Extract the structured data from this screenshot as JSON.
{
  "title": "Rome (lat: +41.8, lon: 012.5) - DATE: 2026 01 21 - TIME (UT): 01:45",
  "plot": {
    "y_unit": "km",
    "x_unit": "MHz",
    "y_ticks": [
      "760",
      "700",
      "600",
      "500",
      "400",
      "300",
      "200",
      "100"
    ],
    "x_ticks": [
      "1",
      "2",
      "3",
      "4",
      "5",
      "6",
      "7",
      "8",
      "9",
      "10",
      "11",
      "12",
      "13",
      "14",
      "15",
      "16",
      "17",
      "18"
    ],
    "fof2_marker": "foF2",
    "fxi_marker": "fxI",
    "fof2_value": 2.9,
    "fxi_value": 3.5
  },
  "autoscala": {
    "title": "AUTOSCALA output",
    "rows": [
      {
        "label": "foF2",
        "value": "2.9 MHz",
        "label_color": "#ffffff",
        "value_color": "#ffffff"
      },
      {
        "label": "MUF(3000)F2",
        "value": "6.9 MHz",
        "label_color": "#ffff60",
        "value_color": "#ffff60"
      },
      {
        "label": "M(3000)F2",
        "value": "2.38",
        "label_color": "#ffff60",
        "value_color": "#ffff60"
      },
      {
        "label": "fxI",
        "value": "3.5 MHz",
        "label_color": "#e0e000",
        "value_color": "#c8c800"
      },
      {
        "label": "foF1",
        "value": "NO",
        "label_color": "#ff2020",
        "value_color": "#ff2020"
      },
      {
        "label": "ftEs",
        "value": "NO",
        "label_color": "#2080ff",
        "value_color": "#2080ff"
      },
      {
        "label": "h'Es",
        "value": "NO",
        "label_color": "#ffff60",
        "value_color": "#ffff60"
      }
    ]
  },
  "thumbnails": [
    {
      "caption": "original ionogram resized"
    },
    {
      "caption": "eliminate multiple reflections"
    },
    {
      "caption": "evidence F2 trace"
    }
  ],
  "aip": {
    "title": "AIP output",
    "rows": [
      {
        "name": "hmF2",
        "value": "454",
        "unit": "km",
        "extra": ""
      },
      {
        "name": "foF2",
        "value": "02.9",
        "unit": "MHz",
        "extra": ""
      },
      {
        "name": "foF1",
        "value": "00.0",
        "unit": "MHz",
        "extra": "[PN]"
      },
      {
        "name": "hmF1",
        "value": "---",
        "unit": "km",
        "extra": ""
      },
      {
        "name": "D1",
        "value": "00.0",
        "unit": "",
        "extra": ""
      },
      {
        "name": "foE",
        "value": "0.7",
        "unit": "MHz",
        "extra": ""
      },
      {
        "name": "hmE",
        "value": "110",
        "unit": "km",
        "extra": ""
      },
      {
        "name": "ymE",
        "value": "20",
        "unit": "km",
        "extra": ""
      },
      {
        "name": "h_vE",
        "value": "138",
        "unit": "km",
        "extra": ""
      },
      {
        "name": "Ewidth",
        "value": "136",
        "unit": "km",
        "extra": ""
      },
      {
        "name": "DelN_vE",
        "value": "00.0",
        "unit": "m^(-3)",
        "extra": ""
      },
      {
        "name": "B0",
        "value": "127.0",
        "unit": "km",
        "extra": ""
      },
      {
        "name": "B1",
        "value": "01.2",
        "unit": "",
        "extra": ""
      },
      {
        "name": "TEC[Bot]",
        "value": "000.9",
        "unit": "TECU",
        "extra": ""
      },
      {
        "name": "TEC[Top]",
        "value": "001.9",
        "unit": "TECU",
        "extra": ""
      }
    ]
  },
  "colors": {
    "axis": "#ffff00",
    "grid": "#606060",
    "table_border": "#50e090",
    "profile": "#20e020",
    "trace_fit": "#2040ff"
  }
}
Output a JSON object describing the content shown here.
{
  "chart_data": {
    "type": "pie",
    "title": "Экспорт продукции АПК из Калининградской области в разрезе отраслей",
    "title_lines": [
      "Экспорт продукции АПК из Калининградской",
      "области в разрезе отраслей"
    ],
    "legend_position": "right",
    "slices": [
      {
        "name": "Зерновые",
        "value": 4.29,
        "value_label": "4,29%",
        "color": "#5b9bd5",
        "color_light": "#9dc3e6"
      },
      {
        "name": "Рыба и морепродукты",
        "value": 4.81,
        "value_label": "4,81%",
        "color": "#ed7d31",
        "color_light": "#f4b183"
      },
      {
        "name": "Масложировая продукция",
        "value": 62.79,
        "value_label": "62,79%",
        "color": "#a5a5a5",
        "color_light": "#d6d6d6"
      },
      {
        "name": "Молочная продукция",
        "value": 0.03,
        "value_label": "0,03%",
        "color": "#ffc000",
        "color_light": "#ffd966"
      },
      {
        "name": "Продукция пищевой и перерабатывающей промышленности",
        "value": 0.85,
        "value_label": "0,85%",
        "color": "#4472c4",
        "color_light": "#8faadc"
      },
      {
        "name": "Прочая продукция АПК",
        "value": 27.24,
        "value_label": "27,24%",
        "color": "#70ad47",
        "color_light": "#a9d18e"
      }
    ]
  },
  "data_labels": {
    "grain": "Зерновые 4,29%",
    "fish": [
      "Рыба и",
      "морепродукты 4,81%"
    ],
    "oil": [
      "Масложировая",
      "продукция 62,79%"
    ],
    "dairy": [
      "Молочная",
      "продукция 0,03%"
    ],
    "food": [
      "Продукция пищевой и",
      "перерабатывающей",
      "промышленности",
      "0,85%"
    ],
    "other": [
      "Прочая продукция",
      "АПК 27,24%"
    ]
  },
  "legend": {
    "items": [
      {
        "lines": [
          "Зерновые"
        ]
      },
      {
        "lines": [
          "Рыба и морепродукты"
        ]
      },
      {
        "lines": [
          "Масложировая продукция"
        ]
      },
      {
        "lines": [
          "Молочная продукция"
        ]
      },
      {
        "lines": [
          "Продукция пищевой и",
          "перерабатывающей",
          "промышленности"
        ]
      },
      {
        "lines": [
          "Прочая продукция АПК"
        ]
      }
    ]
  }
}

__DESCRIPTION OF THE TASK__
Output each entry precisely as given.

__EXPECTED ANSWER__
Extract the structured data from this screenshot as JSON.
{
  "title": "Rome (lat: +41.8, lon: 012.5) - DATE: 2026 01 21 - TIME (UT): 01:45",
  "plot": {
    "y_unit": "km",
    "x_unit": "MHz",
    "y_ticks": [
      "760",
      "700",
      "600",
      "500",
      "400",
      "300",
      "200",
      "100"
    ],
    "x_ticks": [
      "1",
      "2",
      "3",
      "4",
      "5",
      "6",
      "7",
      "8",
      "9",
      "10",
      "11",
      "12",
      "13",
      "14",
      "15",
      "16",
      "17",
      "18"
    ],
    "fof2_marker": "foF2",
    "fxi_marker": "fxI",
    "fof2_value": 2.9,
    "fxi_value": 3.5
  },
  "autoscala": {
    "title": "AUTOSCALA output",
    "rows": [
      {
        "label": "foF2",
        "value": "2.9 MHz",
        "label_color": "#ffffff",
        "value_color": "#ffffff"
      },
      {
        "label": "MUF(3000)F2",
        "value": "6.9 MHz",
        "label_color": "#ffff60",
        "value_color": "#ffff60"
      },
      {
        "label": "M(3000)F2",
        "value": "2.38",
        "label_color": "#ffff60",
        "value_color": "#ffff60"
      },
      {
        "label": "fxI",
        "value": "3.5 MHz",
        "label_color": "#e0e000",
        "value_color": "#c8c800"
      },
      {
        "label": "foF1",
        "value": "NO",
        "label_color": "#ff2020",
        "value_color": "#ff2020"
      },
      {
        "label": "ftEs",
        "value": "NO",
        "label_color": "#2080ff",
        "value_color": "#2080ff"
      },
      {
        "label": "h'Es",
        "value": "NO",
        "label_color": "#ffff60",
        "value_color": "#ffff60"
      }
    ]
  },
  "thumbnails": [
    {
      "caption": "original ionogram resized"
    },
    {
      "caption": "eliminate multiple reflections"
    },
    {
      "caption": "evidence F2 trace"
    }
  ],
  "aip": {
    "title": "AIP output",
    "rows": [
      {
        "name": "hmF2",
        "value": "454",
        "unit": "km",
        "extra": ""
      },
      {
        "name": "foF2",
        "value": "02.9",
        "unit": "MHz",
        "extra": ""
      },
      {
        "name": "foF1",
        "value": "00.0",
        "unit": "MHz",
        "extra": "[PN]"
      },
      {
        "name": "hmF1",
        "value": "---",
        "unit": "km",
        "extra": ""
      },
      {
        "name": "D1",
        "value": "00.0",
        "unit": "",
        "extra": ""
      },
      {
        "name": "foE",
        "value": "0.7",
        "unit": "MHz",
        "extra": ""
      },
      {
        "name": "hmE",
        "value": "110",
        "unit": "km",
        "extra": ""
      },
      {
        "name": "ymE",
        "value": "20",
        "unit": "km",
        "extra": ""
      },
      {
        "name": "h_vE",
        "value": "138",
        "unit": "km",
        "extra": ""
      },
      {
        "name": "Ewidth",
        "value": "136",
        "unit": "km",
        "extra": ""
      },
      {
        "name": "DelN_vE",
        "value": "00.0",
        "unit": "m^(-3)",
        "extra": ""
      },
      {
        "name": "B0",
        "value": "127.0",
        "unit": "km",
        "extra": ""
      },
      {
        "name": "B1",
        "value": "01.2",
        "unit": "",
        "extra": ""
      },
      {
        "name": "TEC[Bot]",
        "value": "000.9",
        "unit": "TECU",
        "extra": ""
      },
      {
        "name": "TEC[Top]",
        "value": "001.9",
        "unit": "TECU",
        "extra": ""
      }
    ]
  },
  "colors": {
    "axis": "#ffff00",
    "grid": "#606060",
    "table_border": "#50e090",
    "profile": "#20e020",
    "trace_fit": "#2040ff"
  }
}
Output a JSON object describing the content shown here.
{
  "chart_data": {
    "type": "pie",
    "title": "Экспорт продукции АПК из Калининградской области в разрезе отраслей",
    "title_lines": [
      "Экспорт продукции АПК из Калининградской",
      "области в разрезе отраслей"
    ],
    "legend_position": "right",
    "slices": [
      {
        "name": "Зерновые",
        "value": 4.29,
        "value_label": "4,29%",
        "color": "#5b9bd5",
        "color_light": "#9dc3e6"
      },
      {
        "name": "Рыба и морепродукты",
        "value": 4.81,
        "value_label": "4,81%",
        "color": "#ed7d31",
        "color_light": "#f4b183"
      },
      {
        "name": "Масложировая продукция",
        "value": 62.79,
        "value_label": "62,79%",
        "color": "#a5a5a5",
        "color_light": "#d6d6d6"
      },
      {
        "name": "Молочная продукция",
        "value": 0.03,
        "value_label": "0,03%",
        "color": "#ffc000",
        "color_light": "#ffd966"
      },
      {
        "name": "Продукция пищевой и перерабатывающей промышленности",
        "value": 0.85,
        "value_label": "0,85%",
        "color": "#4472c4",
        "color_light": "#8faadc"
      },
      {
        "name": "Прочая продукция АПК",
        "value": 27.24,
        "value_label": "27,24%",
        "color": "#70ad47",
        "color_light": "#a9d18e"
      }
    ]
  },
  "data_labels": {
    "grain": "Зерновые 4,29%",
    "fish": [
      "Рыба и",
      "морепродукты 4,81%"
    ],
    "oil": [
      "Масложировая",
      "продукция 62,79%"
    ],
    "dairy": [
      "Молочная",
      "продукция 0,03%"
    ],
    "food": [
      "Продукция пищевой и",
      "перерабатывающей",
      "промышленности",
      "0,85%"
    ],
    "other": [
      "Прочая продукция",
      "АПК 27,24%"
    ]
  },
  "legend": {
    "items": [
      {
        "lines": [
          "Зерновые"
        ]
      },
      {
        "lines": [
          "Рыба и морепродукты"
        ]
      },
      {
        "lines": [
          "Масложировая продукция"
        ]
      },
      {
        "lines": [
          "Молочная продукция"
        ]
      },
      {
        "lines": [
          "Продукция пищевой и",
          "перерабатывающей",
          "промышленности"
        ]
      },
      {
        "lines": [
          "Прочая продукция АПК"
        ]
      }
    ]
  }
}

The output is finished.